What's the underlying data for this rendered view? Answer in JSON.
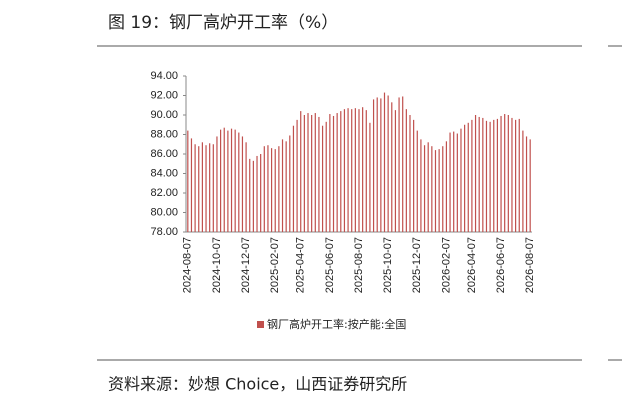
{
  "header": {
    "title": "图 19：钢厂高炉开工率（%）"
  },
  "footer": {
    "source": "资料来源：妙想 Choice，山西证券研究所"
  },
  "chart_data": {
    "type": "bar",
    "categories": [
      "2024-08-07",
      null,
      null,
      null,
      null,
      null,
      null,
      null,
      "2024-10-07",
      null,
      null,
      null,
      null,
      null,
      null,
      null,
      "2024-12-07",
      null,
      null,
      null,
      null,
      null,
      null,
      null,
      "2025-02-07",
      null,
      null,
      null,
      null,
      null,
      null,
      "2025-04-07",
      null,
      null,
      null,
      null,
      null,
      null,
      null,
      "2025-06-07",
      null,
      null,
      null,
      null,
      null,
      null,
      null,
      "2025-08-07",
      null,
      null,
      null,
      null,
      null,
      null,
      null,
      "2025-10-07",
      null,
      null,
      null,
      null,
      null,
      null,
      null,
      "2025-12-07",
      null,
      null,
      null,
      null,
      null,
      null,
      null,
      "2026-02-07",
      null,
      null,
      null,
      null,
      null,
      null,
      "2026-04-07",
      null,
      null,
      null,
      null,
      null,
      null,
      null,
      "2026-06-07",
      null,
      null,
      null,
      null,
      null,
      null,
      null,
      "2026-08-07"
    ],
    "series": [
      {
        "name": "钢厂高炉开工率:按产能:全国",
        "color": "#c0504d",
        "values": [
          88.4,
          87.6,
          87.0,
          86.8,
          87.2,
          86.9,
          87.1,
          87.0,
          87.8,
          88.5,
          88.7,
          88.4,
          88.6,
          88.5,
          88.2,
          87.8,
          87.2,
          85.5,
          85.3,
          85.8,
          86.0,
          86.8,
          86.9,
          86.6,
          86.5,
          86.8,
          87.5,
          87.3,
          87.9,
          88.9,
          89.5,
          90.4,
          90.0,
          90.2,
          90.0,
          90.2,
          89.8,
          88.9,
          89.3,
          90.1,
          89.9,
          90.2,
          90.4,
          90.6,
          90.7,
          90.6,
          90.7,
          90.6,
          90.8,
          90.5,
          89.2,
          91.6,
          91.8,
          91.7,
          92.3,
          92.0,
          91.3,
          90.5,
          91.8,
          91.9,
          90.6,
          90.0,
          89.5,
          88.4,
          87.5,
          86.9,
          87.2,
          86.8,
          86.4,
          86.5,
          86.8,
          87.3,
          88.2,
          88.3,
          88.1,
          88.6,
          89.0,
          89.2,
          89.5,
          90.0,
          89.8,
          89.7,
          89.4,
          89.3,
          89.5,
          89.6,
          89.9,
          90.1,
          90.0,
          89.7,
          89.5,
          89.6,
          88.4,
          87.8,
          87.5
        ]
      }
    ],
    "ylim": [
      78,
      94
    ],
    "yticks": [
      {
        "value": 78,
        "label": "78.00"
      },
      {
        "value": 80,
        "label": "80.00"
      },
      {
        "value": 82,
        "label": "82.00"
      },
      {
        "value": 84,
        "label": "84.00"
      },
      {
        "value": 86,
        "label": "86.00"
      },
      {
        "value": 88,
        "label": "88.00"
      },
      {
        "value": 90,
        "label": "90.00"
      },
      {
        "value": 92,
        "label": "92.00"
      },
      {
        "value": 94,
        "label": "94.00"
      }
    ],
    "legend": "bottom"
  }
}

▸ Written problem
Copy every line of the listing that includes the string "label".

▸ Solution below
        "label": "78.00"
        "label": "80.00"
        "label": "82.00"
        "label": "84.00"
        "label": "86.00"
        "label": "88.00"
        "label": "90.00"
        "label": "92.00"
        "label": "94.00"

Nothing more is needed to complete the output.